Omit all images, then return the remaining material exactly as it stands.
━━ MATERIAL SHOWN ━━
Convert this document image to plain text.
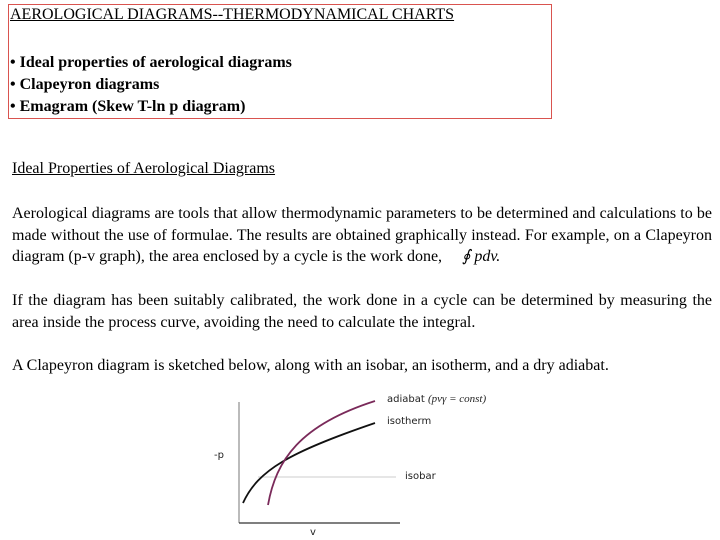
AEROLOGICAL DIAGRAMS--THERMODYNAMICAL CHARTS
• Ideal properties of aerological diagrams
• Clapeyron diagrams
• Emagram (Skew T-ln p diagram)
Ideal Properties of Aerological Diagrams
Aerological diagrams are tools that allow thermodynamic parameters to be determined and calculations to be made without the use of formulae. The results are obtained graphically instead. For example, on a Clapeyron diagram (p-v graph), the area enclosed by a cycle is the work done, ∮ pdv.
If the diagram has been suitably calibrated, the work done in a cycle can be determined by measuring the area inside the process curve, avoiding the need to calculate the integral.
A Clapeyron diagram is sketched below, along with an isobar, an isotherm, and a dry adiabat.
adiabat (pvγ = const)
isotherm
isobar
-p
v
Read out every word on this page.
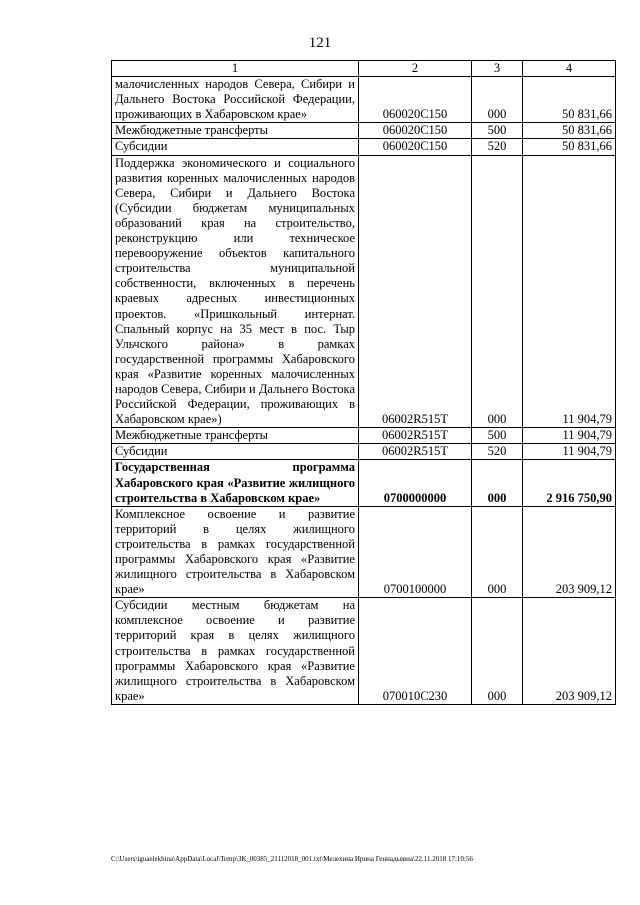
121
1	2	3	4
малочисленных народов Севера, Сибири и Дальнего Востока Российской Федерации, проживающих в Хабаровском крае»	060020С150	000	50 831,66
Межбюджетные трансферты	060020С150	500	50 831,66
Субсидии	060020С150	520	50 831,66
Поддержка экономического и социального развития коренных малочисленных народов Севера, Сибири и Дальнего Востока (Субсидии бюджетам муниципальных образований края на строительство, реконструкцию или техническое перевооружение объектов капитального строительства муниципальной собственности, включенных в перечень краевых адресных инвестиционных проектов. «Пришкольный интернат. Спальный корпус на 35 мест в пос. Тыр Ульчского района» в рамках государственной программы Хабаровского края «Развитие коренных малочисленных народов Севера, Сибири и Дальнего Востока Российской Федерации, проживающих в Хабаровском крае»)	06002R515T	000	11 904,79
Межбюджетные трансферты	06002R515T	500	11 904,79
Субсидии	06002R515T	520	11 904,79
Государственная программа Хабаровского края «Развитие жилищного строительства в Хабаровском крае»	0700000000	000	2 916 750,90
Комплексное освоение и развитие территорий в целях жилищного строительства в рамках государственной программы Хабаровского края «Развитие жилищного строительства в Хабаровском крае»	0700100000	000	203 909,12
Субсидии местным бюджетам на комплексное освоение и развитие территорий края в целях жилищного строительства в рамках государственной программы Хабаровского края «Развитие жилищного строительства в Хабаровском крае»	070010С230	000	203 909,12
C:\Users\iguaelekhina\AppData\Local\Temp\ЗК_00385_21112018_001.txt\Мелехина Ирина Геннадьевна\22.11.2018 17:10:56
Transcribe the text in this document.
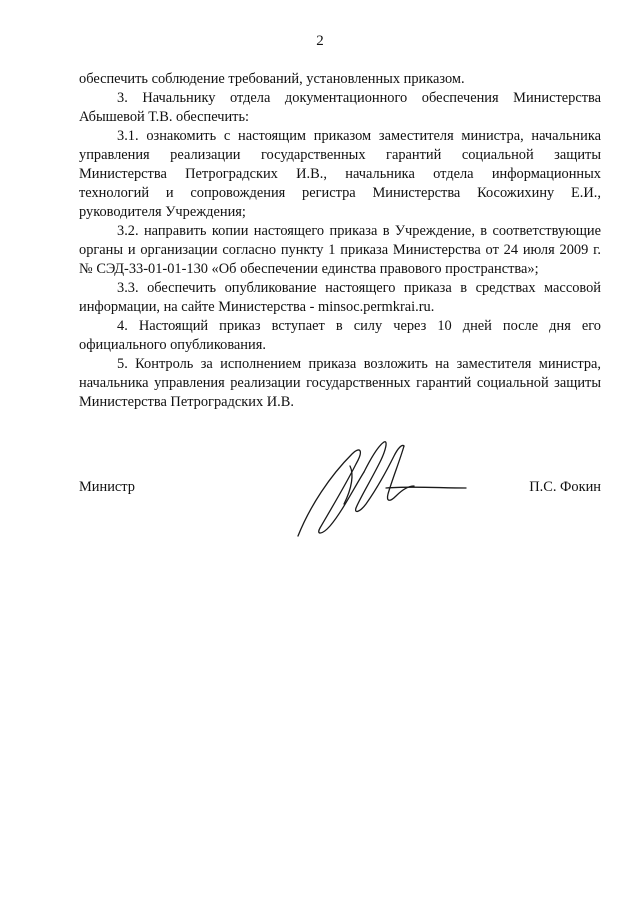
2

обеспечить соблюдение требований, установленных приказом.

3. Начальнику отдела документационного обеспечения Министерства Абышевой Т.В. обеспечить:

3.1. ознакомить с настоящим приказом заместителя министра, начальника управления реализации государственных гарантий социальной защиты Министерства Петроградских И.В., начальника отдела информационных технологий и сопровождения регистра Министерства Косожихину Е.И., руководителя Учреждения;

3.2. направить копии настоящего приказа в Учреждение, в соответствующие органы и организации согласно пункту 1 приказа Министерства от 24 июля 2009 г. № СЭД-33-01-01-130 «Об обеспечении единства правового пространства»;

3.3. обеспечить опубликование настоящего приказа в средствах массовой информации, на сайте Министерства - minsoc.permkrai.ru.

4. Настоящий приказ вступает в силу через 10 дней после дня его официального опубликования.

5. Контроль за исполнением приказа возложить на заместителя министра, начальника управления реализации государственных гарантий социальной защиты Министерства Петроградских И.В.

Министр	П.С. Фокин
━━━
RESPONSE TO THE TASK:
Convert this document image to plain text.
AEROLOGICAL DIAGRAMS--THERMODYNAMICAL CHARTS
• Ideal properties of aerological diagrams
• Clapeyron diagrams
• Emagram (Skew T-ln p diagram)
Ideal Properties of Aerological Diagrams
Aerological diagrams are tools that allow thermodynamic parameters to be determined and calculations to be made without the use of formulae. The results are obtained graphically instead. For example, on a Clapeyron diagram (p-v graph), the area enclosed by a cycle is the work done, ∮ pdv.
If the diagram has been suitably calibrated, the work done in a cycle can be determined by measuring the area inside the process curve, avoiding the need to calculate the integral.
A Clapeyron diagram is sketched below, along with an isobar, an isotherm, and a dry adiabat.
adiabat (pvγ = const)
isotherm
isobar
-p
v
Read out every word on this page.
121
1	2	3	4
малочисленных народов Севера, Сибири и Дальнего Востока Российской Федерации, проживающих в Хабаровском крае»	060020С150	000	50 831,66
Межбюджетные трансферты	060020С150	500	50 831,66
Субсидии	060020С150	520	50 831,66
Поддержка экономического и социального развития коренных малочисленных народов Севера, Сибири и Дальнего Востока (Субсидии бюджетам муниципальных образований края на строительство, реконструкцию или техническое перевооружение объектов капитального строительства муниципальной собственности, включенных в перечень краевых адресных инвестиционных проектов. «Пришкольный интернат. Спальный корпус на 35 мест в пос. Тыр Ульчского района» в рамках государственной программы Хабаровского края «Развитие коренных малочисленных народов Севера, Сибири и Дальнего Востока Российской Федерации, проживающих в Хабаровском крае»)	06002R515T	000	11 904,79
Межбюджетные трансферты	06002R515T	500	11 904,79
Субсидии	06002R515T	520	11 904,79
Государственная программа Хабаровского края «Развитие жилищного строительства в Хабаровском крае»	0700000000	000	2 916 750,90
Комплексное освоение и развитие территорий в целях жилищного строительства в рамках государственной программы Хабаровского края «Развитие жилищного строительства в Хабаровском крае»	0700100000	000	203 909,12
Субсидии местным бюджетам на комплексное освоение и развитие территорий края в целях жилищного строительства в рамках государственной программы Хабаровского края «Развитие жилищного строительства в Хабаровском крае»	070010С230	000	203 909,12
C:\Users\iguaelekhina\AppData\Local\Temp\ЗК_00385_21112018_001.txt\Мелехина Ирина Геннадьевна\22.11.2018 17:10:56
Transcribe the text in this document.
2

обеспечить соблюдение требований, установленных приказом.

3. Начальнику отдела документационного обеспечения Министерства Абышевой Т.В. обеспечить:

3.1. ознакомить с настоящим приказом заместителя министра, начальника управления реализации государственных гарантий социальной защиты Министерства Петроградских И.В., начальника отдела информационных технологий и сопровождения регистра Министерства Косожихину Е.И., руководителя Учреждения;

3.2. направить копии настоящего приказа в Учреждение, в соответствующие органы и организации согласно пункту 1 приказа Министерства от 24 июля 2009 г. № СЭД-33-01-01-130 «Об обеспечении единства правового пространства»;

3.3. обеспечить опубликование настоящего приказа в средствах массовой информации, на сайте Министерства - minsoc.permkrai.ru.

4. Настоящий приказ вступает в силу через 10 дней после дня его официального опубликования.

5. Контроль за исполнением приказа возложить на заместителя министра, начальника управления реализации государственных гарантий социальной защиты Министерства Петроградских И.В.

Министр	П.С. Фокин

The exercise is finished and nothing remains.